→ Exercise aim
Scan the listing below and copy every line holding "Micron".

* Start Records to use *

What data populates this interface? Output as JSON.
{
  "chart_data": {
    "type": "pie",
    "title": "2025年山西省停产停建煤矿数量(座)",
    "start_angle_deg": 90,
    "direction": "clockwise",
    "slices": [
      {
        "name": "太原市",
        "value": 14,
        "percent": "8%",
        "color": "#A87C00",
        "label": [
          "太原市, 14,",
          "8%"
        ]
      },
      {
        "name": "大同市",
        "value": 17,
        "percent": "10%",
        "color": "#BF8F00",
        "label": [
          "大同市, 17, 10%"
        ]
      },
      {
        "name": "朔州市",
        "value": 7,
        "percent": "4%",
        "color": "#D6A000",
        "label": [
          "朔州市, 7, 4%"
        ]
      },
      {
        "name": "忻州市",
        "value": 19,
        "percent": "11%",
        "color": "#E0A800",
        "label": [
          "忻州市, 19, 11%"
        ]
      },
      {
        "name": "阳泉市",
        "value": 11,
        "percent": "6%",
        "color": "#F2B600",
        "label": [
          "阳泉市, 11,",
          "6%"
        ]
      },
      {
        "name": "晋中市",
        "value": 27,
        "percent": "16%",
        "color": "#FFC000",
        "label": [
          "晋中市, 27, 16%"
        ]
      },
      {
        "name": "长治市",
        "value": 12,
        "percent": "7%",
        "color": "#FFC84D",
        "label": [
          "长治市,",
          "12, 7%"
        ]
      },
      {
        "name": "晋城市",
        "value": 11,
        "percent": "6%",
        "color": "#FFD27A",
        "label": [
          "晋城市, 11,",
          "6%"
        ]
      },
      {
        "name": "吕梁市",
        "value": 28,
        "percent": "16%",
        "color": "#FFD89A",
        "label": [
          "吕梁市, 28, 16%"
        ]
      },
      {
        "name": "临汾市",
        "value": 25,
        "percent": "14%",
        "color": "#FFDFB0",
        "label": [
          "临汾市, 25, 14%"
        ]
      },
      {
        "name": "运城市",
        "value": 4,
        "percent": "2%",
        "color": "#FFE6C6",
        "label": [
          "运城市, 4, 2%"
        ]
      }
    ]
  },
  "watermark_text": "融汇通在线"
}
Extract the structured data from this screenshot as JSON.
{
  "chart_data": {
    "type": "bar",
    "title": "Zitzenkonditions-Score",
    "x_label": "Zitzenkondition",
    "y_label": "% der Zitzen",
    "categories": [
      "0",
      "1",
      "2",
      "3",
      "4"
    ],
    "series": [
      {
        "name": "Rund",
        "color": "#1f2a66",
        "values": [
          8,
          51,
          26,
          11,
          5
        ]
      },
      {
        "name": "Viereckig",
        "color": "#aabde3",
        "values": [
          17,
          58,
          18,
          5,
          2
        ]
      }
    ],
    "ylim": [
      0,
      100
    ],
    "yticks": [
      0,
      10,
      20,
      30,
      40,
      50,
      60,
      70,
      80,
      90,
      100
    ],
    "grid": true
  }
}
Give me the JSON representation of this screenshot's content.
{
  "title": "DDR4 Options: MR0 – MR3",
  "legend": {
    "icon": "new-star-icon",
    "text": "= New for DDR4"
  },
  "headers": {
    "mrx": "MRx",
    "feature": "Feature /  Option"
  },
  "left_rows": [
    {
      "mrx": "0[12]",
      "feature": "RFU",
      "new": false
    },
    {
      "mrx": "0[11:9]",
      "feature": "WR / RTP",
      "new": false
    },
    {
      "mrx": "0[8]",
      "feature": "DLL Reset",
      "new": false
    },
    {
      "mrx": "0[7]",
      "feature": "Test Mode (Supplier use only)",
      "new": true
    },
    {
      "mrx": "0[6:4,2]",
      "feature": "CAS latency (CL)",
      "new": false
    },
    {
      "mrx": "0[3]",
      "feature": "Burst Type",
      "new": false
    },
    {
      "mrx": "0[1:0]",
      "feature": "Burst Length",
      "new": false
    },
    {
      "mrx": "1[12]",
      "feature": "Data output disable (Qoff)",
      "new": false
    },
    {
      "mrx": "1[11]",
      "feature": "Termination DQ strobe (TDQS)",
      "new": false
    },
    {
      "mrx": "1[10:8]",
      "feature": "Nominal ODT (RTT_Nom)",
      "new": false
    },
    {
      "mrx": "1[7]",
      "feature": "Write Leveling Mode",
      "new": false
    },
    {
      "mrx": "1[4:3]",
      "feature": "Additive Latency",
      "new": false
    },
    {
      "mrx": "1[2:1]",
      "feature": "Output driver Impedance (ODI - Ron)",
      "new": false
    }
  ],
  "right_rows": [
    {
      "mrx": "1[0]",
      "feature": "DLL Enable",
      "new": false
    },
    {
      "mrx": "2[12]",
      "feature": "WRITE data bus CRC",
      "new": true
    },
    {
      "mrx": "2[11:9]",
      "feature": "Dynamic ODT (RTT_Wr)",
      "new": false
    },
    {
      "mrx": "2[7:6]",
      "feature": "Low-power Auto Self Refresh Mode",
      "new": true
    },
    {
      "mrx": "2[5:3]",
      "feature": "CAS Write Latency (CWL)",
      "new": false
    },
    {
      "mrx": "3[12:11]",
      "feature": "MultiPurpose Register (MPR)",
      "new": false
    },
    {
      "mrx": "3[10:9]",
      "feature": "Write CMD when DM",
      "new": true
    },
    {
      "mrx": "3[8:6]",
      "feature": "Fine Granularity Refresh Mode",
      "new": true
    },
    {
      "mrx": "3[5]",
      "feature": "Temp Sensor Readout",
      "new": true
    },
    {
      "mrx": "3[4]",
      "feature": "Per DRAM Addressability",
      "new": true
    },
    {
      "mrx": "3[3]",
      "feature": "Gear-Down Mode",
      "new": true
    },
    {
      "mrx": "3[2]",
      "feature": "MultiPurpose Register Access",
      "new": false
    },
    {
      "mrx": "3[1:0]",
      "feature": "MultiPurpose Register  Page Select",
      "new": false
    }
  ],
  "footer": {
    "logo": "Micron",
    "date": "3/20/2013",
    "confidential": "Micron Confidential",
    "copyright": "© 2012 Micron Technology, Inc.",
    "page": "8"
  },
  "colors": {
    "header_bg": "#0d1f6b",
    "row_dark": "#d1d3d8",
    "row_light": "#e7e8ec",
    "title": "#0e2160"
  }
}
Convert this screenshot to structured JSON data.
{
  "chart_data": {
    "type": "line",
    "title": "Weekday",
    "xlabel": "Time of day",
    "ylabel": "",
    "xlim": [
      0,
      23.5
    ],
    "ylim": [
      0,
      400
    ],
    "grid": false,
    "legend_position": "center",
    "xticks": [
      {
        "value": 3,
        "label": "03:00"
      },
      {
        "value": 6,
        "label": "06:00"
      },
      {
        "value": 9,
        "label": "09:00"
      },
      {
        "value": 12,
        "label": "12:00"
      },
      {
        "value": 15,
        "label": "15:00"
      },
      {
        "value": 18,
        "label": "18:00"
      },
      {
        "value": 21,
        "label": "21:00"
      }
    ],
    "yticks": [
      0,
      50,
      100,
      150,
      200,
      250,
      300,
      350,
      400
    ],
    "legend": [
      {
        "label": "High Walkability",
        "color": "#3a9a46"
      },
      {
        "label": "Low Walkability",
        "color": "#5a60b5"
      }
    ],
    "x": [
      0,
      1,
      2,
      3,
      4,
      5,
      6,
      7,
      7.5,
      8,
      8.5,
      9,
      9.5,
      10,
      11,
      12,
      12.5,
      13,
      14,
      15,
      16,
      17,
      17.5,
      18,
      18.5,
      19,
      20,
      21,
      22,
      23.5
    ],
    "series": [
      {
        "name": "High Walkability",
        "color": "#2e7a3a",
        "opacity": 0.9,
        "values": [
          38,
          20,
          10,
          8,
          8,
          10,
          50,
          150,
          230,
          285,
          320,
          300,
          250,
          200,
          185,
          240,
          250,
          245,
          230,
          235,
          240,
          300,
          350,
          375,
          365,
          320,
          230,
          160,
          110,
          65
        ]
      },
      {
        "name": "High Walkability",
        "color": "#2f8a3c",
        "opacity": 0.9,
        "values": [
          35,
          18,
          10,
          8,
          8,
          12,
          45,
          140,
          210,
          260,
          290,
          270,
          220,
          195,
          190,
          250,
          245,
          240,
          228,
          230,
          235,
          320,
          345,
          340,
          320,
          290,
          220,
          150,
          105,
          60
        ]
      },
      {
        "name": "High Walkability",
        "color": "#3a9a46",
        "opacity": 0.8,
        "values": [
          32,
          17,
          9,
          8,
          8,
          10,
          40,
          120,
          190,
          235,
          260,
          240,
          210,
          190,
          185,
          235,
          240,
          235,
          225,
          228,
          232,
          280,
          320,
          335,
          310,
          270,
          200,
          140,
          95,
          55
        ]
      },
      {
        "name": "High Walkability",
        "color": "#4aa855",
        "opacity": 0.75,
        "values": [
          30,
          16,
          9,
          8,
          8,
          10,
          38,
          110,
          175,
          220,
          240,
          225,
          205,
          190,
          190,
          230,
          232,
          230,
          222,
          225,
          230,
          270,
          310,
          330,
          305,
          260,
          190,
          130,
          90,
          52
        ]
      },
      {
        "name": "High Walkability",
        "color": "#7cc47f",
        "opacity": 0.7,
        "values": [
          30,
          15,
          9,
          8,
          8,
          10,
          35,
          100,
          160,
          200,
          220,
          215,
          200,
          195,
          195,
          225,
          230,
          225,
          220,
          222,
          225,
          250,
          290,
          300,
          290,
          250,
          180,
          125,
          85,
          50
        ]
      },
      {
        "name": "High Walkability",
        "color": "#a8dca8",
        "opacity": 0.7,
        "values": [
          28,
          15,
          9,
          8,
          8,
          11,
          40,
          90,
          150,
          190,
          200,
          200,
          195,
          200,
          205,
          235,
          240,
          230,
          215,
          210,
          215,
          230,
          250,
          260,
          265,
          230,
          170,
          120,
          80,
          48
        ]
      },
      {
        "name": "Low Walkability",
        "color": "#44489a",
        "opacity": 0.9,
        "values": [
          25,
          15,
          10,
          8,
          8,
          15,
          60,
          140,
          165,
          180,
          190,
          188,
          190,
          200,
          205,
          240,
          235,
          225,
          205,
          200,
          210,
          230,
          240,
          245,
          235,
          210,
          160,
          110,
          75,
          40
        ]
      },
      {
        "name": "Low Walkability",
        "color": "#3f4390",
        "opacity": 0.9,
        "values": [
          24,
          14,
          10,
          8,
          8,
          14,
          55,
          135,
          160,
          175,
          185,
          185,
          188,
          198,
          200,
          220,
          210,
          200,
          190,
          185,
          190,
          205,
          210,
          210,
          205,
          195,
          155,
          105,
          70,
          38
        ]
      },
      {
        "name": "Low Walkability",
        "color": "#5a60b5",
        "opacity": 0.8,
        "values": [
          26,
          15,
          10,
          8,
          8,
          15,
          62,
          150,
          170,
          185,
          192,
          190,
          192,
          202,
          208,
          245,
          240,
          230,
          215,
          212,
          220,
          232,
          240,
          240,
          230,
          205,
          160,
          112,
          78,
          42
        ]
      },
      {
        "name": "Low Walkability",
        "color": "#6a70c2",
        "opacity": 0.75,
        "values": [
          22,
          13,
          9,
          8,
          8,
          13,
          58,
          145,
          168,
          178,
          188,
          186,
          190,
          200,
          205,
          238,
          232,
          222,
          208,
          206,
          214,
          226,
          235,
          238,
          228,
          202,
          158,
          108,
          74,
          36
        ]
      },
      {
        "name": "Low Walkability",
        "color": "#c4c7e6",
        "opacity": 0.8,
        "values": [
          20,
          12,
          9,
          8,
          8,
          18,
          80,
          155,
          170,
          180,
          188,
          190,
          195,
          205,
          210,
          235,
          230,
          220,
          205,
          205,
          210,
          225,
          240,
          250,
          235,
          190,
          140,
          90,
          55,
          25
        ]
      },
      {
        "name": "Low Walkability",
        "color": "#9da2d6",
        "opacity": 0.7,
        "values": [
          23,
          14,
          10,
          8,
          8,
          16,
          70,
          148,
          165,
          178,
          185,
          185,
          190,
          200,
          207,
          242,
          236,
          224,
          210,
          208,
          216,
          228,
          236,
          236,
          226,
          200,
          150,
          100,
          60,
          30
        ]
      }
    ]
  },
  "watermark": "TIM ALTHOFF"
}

* End Records to use *

→ Result for this task
    "logo": "Micron",
    "confidential": "Micron Confidential",
    "copyright": "© 2012 Micron Technology, Inc.",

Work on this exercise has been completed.